→ **Your instructions**: Answer with nothing except the number of lines that contain the word "ylabel".
__________
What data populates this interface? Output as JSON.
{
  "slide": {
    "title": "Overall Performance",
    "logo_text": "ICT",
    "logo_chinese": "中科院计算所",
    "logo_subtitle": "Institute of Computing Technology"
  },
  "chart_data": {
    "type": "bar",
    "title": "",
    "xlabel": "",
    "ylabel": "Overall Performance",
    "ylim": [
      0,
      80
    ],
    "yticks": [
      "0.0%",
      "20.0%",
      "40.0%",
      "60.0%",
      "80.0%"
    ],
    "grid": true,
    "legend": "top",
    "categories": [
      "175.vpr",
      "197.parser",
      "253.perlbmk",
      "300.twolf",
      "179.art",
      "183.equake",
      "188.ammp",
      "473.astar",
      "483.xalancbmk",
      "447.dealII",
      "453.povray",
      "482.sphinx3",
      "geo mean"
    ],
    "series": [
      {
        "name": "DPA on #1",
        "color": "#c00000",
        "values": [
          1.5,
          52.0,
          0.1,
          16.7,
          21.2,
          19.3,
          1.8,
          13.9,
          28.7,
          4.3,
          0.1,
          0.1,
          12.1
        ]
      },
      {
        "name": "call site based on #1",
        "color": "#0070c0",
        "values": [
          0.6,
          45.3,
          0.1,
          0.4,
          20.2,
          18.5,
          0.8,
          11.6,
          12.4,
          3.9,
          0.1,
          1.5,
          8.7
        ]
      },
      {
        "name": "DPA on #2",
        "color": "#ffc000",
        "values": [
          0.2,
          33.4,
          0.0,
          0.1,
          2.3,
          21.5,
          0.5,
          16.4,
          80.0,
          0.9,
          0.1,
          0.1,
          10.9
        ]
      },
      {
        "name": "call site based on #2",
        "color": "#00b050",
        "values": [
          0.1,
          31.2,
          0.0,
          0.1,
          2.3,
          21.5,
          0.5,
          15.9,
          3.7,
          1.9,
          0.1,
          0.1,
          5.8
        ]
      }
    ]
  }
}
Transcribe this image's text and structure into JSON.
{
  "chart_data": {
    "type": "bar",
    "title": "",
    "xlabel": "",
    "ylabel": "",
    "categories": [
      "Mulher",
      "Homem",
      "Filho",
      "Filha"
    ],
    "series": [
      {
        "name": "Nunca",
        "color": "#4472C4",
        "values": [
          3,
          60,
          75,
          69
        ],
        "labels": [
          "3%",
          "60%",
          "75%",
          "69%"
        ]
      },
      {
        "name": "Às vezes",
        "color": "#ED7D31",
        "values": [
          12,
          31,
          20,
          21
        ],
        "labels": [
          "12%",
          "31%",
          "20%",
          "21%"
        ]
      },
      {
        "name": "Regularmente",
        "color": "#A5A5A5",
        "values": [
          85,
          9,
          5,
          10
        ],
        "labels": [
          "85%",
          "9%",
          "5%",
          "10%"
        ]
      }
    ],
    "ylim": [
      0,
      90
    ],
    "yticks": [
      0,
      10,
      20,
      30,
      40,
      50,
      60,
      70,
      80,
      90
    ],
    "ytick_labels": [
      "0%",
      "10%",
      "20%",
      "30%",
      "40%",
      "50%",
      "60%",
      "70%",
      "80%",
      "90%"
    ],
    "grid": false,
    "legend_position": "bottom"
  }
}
__________
→ **Written reply**: 2